◆ **SUPPLIED MATERIAL**

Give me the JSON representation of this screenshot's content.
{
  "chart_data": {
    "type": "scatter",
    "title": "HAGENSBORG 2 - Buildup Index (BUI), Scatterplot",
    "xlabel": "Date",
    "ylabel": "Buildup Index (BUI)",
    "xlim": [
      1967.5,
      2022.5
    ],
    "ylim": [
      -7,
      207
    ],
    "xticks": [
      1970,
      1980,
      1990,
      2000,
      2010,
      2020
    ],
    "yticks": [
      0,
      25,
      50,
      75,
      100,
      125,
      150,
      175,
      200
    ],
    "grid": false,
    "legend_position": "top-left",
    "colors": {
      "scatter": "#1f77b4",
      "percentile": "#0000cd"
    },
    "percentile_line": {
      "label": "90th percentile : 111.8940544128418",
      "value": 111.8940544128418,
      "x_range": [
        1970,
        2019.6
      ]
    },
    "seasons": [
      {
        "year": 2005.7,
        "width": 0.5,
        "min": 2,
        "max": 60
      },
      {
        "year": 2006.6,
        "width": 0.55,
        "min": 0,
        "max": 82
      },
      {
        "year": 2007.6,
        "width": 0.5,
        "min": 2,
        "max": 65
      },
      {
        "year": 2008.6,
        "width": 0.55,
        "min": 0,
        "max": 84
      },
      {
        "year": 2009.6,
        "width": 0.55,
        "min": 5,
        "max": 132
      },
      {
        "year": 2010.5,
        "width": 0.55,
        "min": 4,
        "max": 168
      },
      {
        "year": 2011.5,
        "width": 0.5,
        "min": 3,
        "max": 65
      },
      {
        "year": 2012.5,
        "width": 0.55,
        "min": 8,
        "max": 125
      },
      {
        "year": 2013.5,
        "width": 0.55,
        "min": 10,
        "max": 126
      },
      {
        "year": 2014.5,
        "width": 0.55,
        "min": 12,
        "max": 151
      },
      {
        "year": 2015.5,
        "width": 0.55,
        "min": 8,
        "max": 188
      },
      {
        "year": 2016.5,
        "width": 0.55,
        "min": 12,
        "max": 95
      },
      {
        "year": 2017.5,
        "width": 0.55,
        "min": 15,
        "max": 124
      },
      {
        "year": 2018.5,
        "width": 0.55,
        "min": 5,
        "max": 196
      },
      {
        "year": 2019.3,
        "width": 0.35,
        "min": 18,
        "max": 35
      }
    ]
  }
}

◆ **EXERCISE BRIEF**
Make an exact copy of all the data.

◆ **WORKED SOLUTION**
Give me the JSON representation of this screenshot's content.
{
  "chart_data": {
    "type": "scatter",
    "title": "HAGENSBORG 2 - Buildup Index (BUI), Scatterplot",
    "xlabel": "Date",
    "ylabel": "Buildup Index (BUI)",
    "xlim": [
      1967.5,
      2022.5
    ],
    "ylim": [
      -7,
      207
    ],
    "xticks": [
      1970,
      1980,
      1990,
      2000,
      2010,
      2020
    ],
    "yticks": [
      0,
      25,
      50,
      75,
      100,
      125,
      150,
      175,
      200
    ],
    "grid": false,
    "legend_position": "top-left",
    "colors": {
      "scatter": "#1f77b4",
      "percentile": "#0000cd"
    },
    "percentile_line": {
      "label": "90th percentile : 111.8940544128418",
      "value": 111.8940544128418,
      "x_range": [
        1970,
        2019.6
      ]
    },
    "seasons": [
      {
        "year": 2005.7,
        "width": 0.5,
        "min": 2,
        "max": 60
      },
      {
        "year": 2006.6,
        "width": 0.55,
        "min": 0,
        "max": 82
      },
      {
        "year": 2007.6,
        "width": 0.5,
        "min": 2,
        "max": 65
      },
      {
        "year": 2008.6,
        "width": 0.55,
        "min": 0,
        "max": 84
      },
      {
        "year": 2009.6,
        "width": 0.55,
        "min": 5,
        "max": 132
      },
      {
        "year": 2010.5,
        "width": 0.55,
        "min": 4,
        "max": 168
      },
      {
        "year": 2011.5,
        "width": 0.5,
        "min": 3,
        "max": 65
      },
      {
        "year": 2012.5,
        "width": 0.55,
        "min": 8,
        "max": 125
      },
      {
        "year": 2013.5,
        "width": 0.55,
        "min": 10,
        "max": 126
      },
      {
        "year": 2014.5,
        "width": 0.55,
        "min": 12,
        "max": 151
      },
      {
        "year": 2015.5,
        "width": 0.55,
        "min": 8,
        "max": 188
      },
      {
        "year": 2016.5,
        "width": 0.55,
        "min": 12,
        "max": 95
      },
      {
        "year": 2017.5,
        "width": 0.55,
        "min": 15,
        "max": 124
      },
      {
        "year": 2018.5,
        "width": 0.55,
        "min": 5,
        "max": 196
      },
      {
        "year": 2019.3,
        "width": 0.35,
        "min": 18,
        "max": 35
      }
    ]
  }
}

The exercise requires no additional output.